**EXERCISE DETAILS:** Duplicate every line of the data entries below with no changes.

**Data entries:**
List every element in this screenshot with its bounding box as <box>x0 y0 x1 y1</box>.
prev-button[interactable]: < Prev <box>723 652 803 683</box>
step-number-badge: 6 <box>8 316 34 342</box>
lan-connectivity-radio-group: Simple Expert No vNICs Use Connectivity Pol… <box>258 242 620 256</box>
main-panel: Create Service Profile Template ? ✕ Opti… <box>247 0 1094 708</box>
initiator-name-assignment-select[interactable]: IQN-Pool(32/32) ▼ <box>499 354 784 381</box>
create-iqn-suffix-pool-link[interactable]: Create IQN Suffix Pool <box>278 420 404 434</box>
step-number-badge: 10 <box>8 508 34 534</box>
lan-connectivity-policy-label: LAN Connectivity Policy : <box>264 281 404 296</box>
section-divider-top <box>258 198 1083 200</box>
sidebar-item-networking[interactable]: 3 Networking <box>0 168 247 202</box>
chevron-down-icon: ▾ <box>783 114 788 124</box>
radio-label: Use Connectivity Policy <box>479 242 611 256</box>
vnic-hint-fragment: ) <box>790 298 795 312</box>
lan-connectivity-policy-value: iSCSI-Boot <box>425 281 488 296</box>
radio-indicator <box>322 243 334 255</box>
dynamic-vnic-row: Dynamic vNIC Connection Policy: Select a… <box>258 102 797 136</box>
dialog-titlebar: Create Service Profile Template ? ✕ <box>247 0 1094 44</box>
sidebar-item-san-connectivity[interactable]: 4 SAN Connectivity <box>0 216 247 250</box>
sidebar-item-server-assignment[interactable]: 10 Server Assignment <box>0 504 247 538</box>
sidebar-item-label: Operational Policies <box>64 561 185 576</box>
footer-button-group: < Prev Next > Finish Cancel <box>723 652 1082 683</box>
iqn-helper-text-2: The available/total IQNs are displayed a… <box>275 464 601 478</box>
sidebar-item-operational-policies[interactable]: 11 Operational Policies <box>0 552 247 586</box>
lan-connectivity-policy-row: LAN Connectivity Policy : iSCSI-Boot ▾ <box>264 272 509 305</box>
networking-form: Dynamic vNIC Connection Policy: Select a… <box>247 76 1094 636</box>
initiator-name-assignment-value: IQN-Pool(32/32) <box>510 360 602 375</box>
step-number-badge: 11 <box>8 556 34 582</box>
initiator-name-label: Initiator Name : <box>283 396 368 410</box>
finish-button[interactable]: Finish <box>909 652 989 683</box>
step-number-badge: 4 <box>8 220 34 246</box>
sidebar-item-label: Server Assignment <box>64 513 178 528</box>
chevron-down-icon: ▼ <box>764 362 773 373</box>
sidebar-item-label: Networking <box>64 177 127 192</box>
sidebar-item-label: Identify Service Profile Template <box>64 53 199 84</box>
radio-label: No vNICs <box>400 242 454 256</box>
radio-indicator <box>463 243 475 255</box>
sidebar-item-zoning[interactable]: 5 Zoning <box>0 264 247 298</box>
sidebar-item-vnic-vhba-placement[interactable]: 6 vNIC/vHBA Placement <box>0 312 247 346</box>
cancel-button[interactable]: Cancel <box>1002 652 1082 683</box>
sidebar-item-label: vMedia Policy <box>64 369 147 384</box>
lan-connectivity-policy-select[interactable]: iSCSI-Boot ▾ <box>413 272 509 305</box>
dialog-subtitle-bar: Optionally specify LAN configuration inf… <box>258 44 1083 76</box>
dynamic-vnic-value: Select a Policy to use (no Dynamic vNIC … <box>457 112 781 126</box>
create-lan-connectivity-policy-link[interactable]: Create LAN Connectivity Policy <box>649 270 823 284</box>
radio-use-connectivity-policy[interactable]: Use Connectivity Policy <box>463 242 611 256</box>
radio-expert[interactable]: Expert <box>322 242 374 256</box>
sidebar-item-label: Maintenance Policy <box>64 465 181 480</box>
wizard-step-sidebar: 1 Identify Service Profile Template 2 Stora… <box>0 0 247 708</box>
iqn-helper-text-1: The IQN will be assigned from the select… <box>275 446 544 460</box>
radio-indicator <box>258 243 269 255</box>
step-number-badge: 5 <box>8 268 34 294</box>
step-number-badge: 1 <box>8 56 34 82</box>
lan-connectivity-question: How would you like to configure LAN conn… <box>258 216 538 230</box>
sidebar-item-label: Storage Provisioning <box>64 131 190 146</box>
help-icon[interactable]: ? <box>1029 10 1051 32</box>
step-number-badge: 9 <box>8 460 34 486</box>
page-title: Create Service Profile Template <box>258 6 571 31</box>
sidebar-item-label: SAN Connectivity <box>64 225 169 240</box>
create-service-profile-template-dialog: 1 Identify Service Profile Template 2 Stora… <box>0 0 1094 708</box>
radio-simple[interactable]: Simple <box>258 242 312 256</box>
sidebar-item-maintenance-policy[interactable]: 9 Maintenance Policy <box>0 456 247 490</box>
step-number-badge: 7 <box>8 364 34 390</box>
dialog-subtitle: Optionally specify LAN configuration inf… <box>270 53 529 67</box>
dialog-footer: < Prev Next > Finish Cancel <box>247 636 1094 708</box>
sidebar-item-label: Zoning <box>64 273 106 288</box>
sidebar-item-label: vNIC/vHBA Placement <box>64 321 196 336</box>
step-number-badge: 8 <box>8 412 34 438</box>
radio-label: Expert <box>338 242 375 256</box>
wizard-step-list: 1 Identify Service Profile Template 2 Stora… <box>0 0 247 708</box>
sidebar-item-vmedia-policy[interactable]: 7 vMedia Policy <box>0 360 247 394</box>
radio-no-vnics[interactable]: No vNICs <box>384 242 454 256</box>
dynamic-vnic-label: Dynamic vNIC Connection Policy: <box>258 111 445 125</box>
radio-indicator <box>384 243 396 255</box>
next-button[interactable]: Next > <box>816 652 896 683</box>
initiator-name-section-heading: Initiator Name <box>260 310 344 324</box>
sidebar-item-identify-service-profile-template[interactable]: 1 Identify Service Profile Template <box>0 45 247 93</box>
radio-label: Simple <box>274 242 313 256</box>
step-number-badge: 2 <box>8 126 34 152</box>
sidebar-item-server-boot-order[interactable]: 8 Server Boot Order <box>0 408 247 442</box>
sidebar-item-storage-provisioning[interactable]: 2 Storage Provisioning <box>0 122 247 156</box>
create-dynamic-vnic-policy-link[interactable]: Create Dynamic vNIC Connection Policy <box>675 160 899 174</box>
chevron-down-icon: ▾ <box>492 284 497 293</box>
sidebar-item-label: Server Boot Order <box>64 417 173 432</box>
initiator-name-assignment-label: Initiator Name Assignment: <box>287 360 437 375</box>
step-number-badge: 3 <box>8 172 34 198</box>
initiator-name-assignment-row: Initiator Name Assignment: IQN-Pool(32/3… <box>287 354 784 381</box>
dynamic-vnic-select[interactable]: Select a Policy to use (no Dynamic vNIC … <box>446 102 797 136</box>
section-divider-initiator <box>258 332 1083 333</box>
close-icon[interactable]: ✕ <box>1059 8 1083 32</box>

**TASK OUTPUT:**
List every element in this screenshot with its bounding box as <box>x0 y0 x1 y1</box>.
prev-button[interactable]: < Prev <box>723 652 803 683</box>
step-number-badge: 6 <box>8 316 34 342</box>
lan-connectivity-radio-group: Simple Expert No vNICs Use Connectivity Pol… <box>258 242 620 256</box>
main-panel: Create Service Profile Template ? ✕ Opti… <box>247 0 1094 708</box>
initiator-name-assignment-select[interactable]: IQN-Pool(32/32) ▼ <box>499 354 784 381</box>
create-iqn-suffix-pool-link[interactable]: Create IQN Suffix Pool <box>278 420 404 434</box>
step-number-badge: 10 <box>8 508 34 534</box>
lan-connectivity-policy-label: LAN Connectivity Policy : <box>264 281 404 296</box>
section-divider-top <box>258 198 1083 200</box>
sidebar-item-networking[interactable]: 3 Networking <box>0 168 247 202</box>
chevron-down-icon: ▾ <box>783 114 788 124</box>
radio-label: Use Connectivity Policy <box>479 242 611 256</box>
vnic-hint-fragment: ) <box>790 298 795 312</box>
lan-connectivity-policy-value: iSCSI-Boot <box>425 281 488 296</box>
radio-indicator <box>322 243 334 255</box>
dynamic-vnic-row: Dynamic vNIC Connection Policy: Select a… <box>258 102 797 136</box>
dialog-titlebar: Create Service Profile Template ? ✕ <box>247 0 1094 44</box>
sidebar-item-san-connectivity[interactable]: 4 SAN Connectivity <box>0 216 247 250</box>
sidebar-item-server-assignment[interactable]: 10 Server Assignment <box>0 504 247 538</box>
sidebar-item-label: Operational Policies <box>64 561 185 576</box>
footer-button-group: < Prev Next > Finish Cancel <box>723 652 1082 683</box>
iqn-helper-text-2: The available/total IQNs are displayed a… <box>275 464 601 478</box>
sidebar-item-operational-policies[interactable]: 11 Operational Policies <box>0 552 247 586</box>
lan-connectivity-policy-row: LAN Connectivity Policy : iSCSI-Boot ▾ <box>264 272 509 305</box>
networking-form: Dynamic vNIC Connection Policy: Select a… <box>247 76 1094 636</box>
initiator-name-assignment-value: IQN-Pool(32/32) <box>510 360 602 375</box>
step-number-badge: 11 <box>8 556 34 582</box>
initiator-name-label: Initiator Name : <box>283 396 368 410</box>
finish-button[interactable]: Finish <box>909 652 989 683</box>
step-number-badge: 4 <box>8 220 34 246</box>
sidebar-item-label: Server Assignment <box>64 513 178 528</box>
chevron-down-icon: ▼ <box>764 362 773 373</box>
sidebar-item-label: Networking <box>64 177 127 192</box>
sidebar-item-label: Identify Service Profile Template <box>64 53 199 84</box>
radio-label: No vNICs <box>400 242 454 256</box>
radio-indicator <box>463 243 475 255</box>
sidebar-item-zoning[interactable]: 5 Zoning <box>0 264 247 298</box>
sidebar-item-vnic-vhba-placement[interactable]: 6 vNIC/vHBA Placement <box>0 312 247 346</box>
cancel-button[interactable]: Cancel <box>1002 652 1082 683</box>
sidebar-item-label: vMedia Policy <box>64 369 147 384</box>
lan-connectivity-policy-select[interactable]: iSCSI-Boot ▾ <box>413 272 509 305</box>
dialog-subtitle-bar: Optionally specify LAN configuration inf… <box>258 44 1083 76</box>
dynamic-vnic-value: Select a Policy to use (no Dynamic vNIC … <box>457 112 781 126</box>
create-lan-connectivity-policy-link[interactable]: Create LAN Connectivity Policy <box>649 270 823 284</box>
radio-use-connectivity-policy[interactable]: Use Connectivity Policy <box>463 242 611 256</box>
radio-expert[interactable]: Expert <box>322 242 374 256</box>
sidebar-item-label: Maintenance Policy <box>64 465 181 480</box>
wizard-step-sidebar: 1 Identify Service Profile Template 2 Stora… <box>0 0 247 708</box>
iqn-helper-text-1: The IQN will be assigned from the select… <box>275 446 544 460</box>
radio-indicator <box>258 243 269 255</box>
step-number-badge: 5 <box>8 268 34 294</box>
step-number-badge: 1 <box>8 56 34 82</box>
lan-connectivity-question: How would you like to configure LAN conn… <box>258 216 538 230</box>
sidebar-item-label: Storage Provisioning <box>64 131 190 146</box>
help-icon[interactable]: ? <box>1029 10 1051 32</box>
step-number-badge: 9 <box>8 460 34 486</box>
page-title: Create Service Profile Template <box>258 6 571 31</box>
sidebar-item-label: SAN Connectivity <box>64 225 169 240</box>
create-service-profile-template-dialog: 1 Identify Service Profile Template 2 Stora… <box>0 0 1094 708</box>
radio-simple[interactable]: Simple <box>258 242 312 256</box>
sidebar-item-maintenance-policy[interactable]: 9 Maintenance Policy <box>0 456 247 490</box>
step-number-badge: 7 <box>8 364 34 390</box>
dialog-subtitle: Optionally specify LAN configuration inf… <box>270 53 529 67</box>
dialog-footer: < Prev Next > Finish Cancel <box>247 636 1094 708</box>
sidebar-item-label: Zoning <box>64 273 106 288</box>
sidebar-item-label: vNIC/vHBA Placement <box>64 321 196 336</box>
step-number-badge: 8 <box>8 412 34 438</box>
radio-label: Expert <box>338 242 375 256</box>
wizard-step-list: 1 Identify Service Profile Template 2 Stora… <box>0 0 247 708</box>
sidebar-item-vmedia-policy[interactable]: 7 vMedia Policy <box>0 360 247 394</box>
radio-no-vnics[interactable]: No vNICs <box>384 242 454 256</box>
dynamic-vnic-label: Dynamic vNIC Connection Policy: <box>258 111 445 125</box>
radio-indicator <box>384 243 396 255</box>
next-button[interactable]: Next > <box>816 652 896 683</box>
initiator-name-section-heading: Initiator Name <box>260 310 344 324</box>
sidebar-item-identify-service-profile-template[interactable]: 1 Identify Service Profile Template <box>0 45 247 93</box>
radio-label: Simple <box>274 242 313 256</box>
step-number-badge: 2 <box>8 126 34 152</box>
sidebar-item-server-boot-order[interactable]: 8 Server Boot Order <box>0 408 247 442</box>
sidebar-item-storage-provisioning[interactable]: 2 Storage Provisioning <box>0 122 247 156</box>
create-dynamic-vnic-policy-link[interactable]: Create Dynamic vNIC Connection Policy <box>675 160 899 174</box>
chevron-down-icon: ▾ <box>492 284 497 293</box>
sidebar-item-label: Server Boot Order <box>64 417 173 432</box>
initiator-name-assignment-label: Initiator Name Assignment: <box>287 360 437 375</box>
step-number-badge: 3 <box>8 172 34 198</box>
initiator-name-assignment-row: Initiator Name Assignment: IQN-Pool(32/3… <box>287 354 784 381</box>
dynamic-vnic-select[interactable]: Select a Policy to use (no Dynamic vNIC … <box>446 102 797 136</box>
section-divider-initiator <box>258 332 1083 333</box>
close-icon[interactable]: ✕ <box>1059 8 1083 32</box>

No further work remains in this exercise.